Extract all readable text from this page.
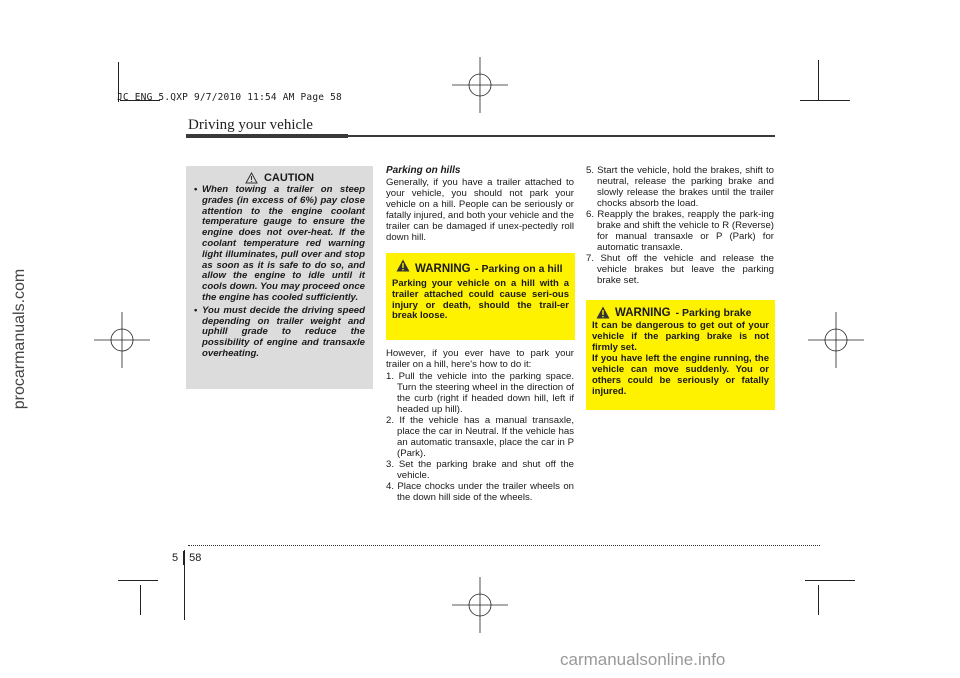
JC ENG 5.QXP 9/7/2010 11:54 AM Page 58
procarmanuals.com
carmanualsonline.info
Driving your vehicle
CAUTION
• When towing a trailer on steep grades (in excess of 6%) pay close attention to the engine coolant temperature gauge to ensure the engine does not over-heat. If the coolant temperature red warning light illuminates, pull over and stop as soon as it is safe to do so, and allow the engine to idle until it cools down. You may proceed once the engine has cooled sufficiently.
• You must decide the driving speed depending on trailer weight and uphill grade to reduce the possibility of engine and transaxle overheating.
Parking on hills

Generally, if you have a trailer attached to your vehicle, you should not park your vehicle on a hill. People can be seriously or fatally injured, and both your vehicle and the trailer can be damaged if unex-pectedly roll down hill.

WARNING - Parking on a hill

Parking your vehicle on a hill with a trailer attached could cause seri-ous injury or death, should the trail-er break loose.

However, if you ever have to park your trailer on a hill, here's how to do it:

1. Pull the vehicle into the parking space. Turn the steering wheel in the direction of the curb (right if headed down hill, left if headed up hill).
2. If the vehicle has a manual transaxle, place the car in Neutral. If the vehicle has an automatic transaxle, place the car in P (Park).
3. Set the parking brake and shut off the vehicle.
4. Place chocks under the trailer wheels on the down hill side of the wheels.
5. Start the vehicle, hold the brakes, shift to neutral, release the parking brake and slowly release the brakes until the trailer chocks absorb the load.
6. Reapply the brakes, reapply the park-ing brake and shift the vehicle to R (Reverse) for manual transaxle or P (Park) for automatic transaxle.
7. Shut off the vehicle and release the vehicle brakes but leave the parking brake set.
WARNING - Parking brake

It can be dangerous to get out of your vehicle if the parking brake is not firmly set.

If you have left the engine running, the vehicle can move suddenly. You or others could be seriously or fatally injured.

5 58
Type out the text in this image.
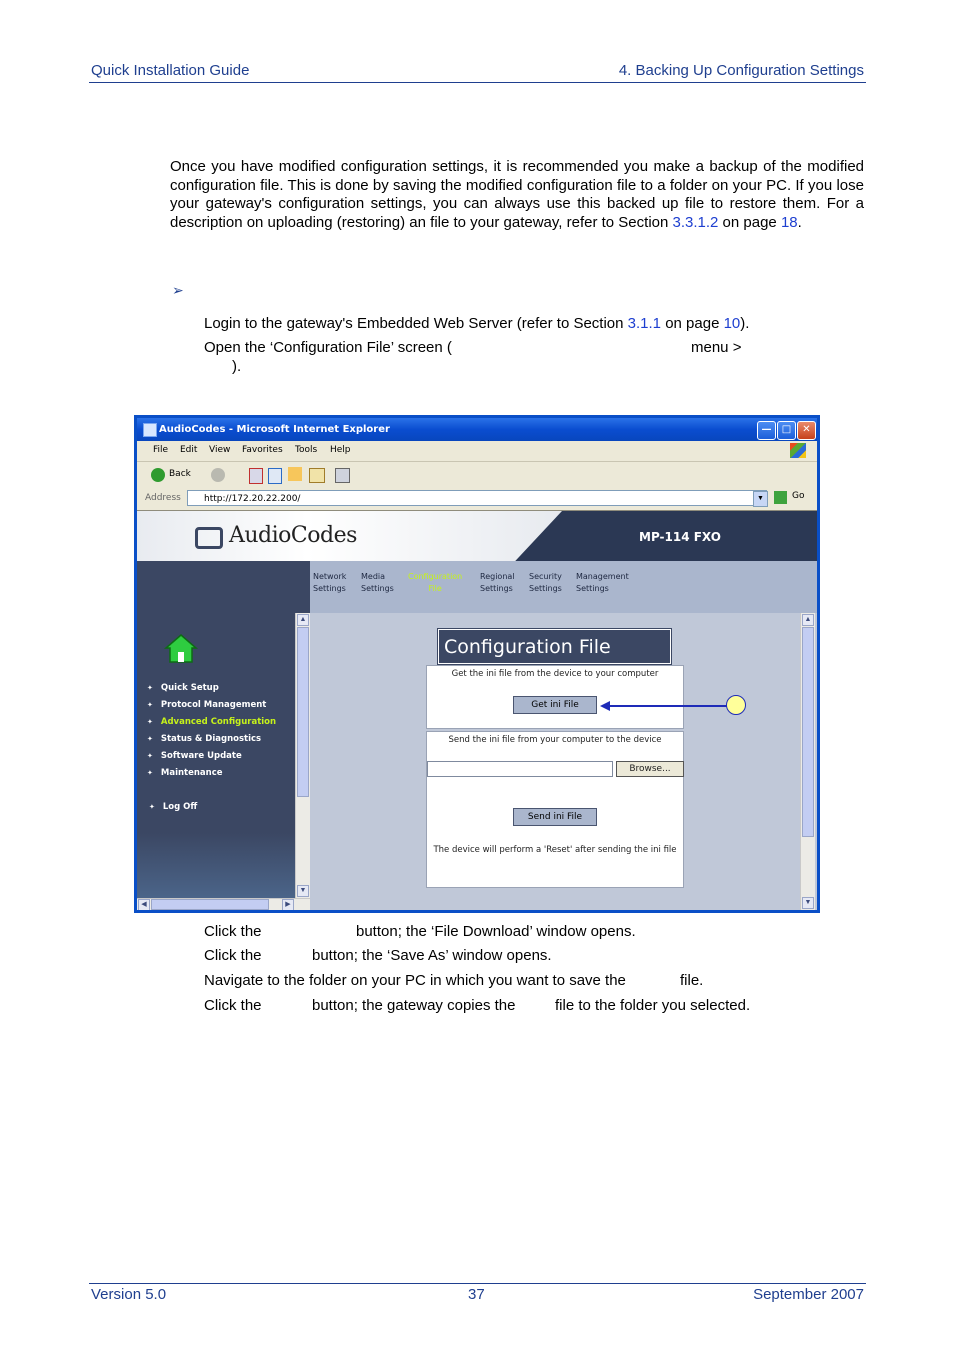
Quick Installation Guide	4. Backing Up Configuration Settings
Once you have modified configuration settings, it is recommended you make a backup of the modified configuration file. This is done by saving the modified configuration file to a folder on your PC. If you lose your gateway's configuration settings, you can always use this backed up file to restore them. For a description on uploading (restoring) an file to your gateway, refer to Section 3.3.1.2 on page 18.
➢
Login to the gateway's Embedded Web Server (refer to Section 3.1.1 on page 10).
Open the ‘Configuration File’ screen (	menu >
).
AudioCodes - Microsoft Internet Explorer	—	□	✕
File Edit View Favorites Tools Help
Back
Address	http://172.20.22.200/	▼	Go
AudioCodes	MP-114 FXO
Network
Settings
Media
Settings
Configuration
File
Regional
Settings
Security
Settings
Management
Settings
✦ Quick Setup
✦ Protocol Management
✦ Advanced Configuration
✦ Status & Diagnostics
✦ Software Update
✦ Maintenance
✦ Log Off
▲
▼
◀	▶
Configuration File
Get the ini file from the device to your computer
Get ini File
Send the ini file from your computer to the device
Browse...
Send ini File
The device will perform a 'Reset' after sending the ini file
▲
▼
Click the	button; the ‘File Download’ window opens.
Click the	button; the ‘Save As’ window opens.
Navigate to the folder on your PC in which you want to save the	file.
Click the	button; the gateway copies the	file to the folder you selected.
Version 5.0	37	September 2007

--*--

WRITTEN INSTRUCTION: Pick out each line that holds the string "brakes".

PROBLEM SOLUTION:
5. Start the vehicle, hold the brakes, shift to neutral, release the parking brake and slowly release the brakes until the trailer chocks absorb the load.
6. Reapply the brakes, reapply the park-ing brake and shift the vehicle to R (Reverse) for manual transaxle or P (Park) for automatic transaxle.
7. Shut off the vehicle and release the vehicle brakes but leave the parking brake set.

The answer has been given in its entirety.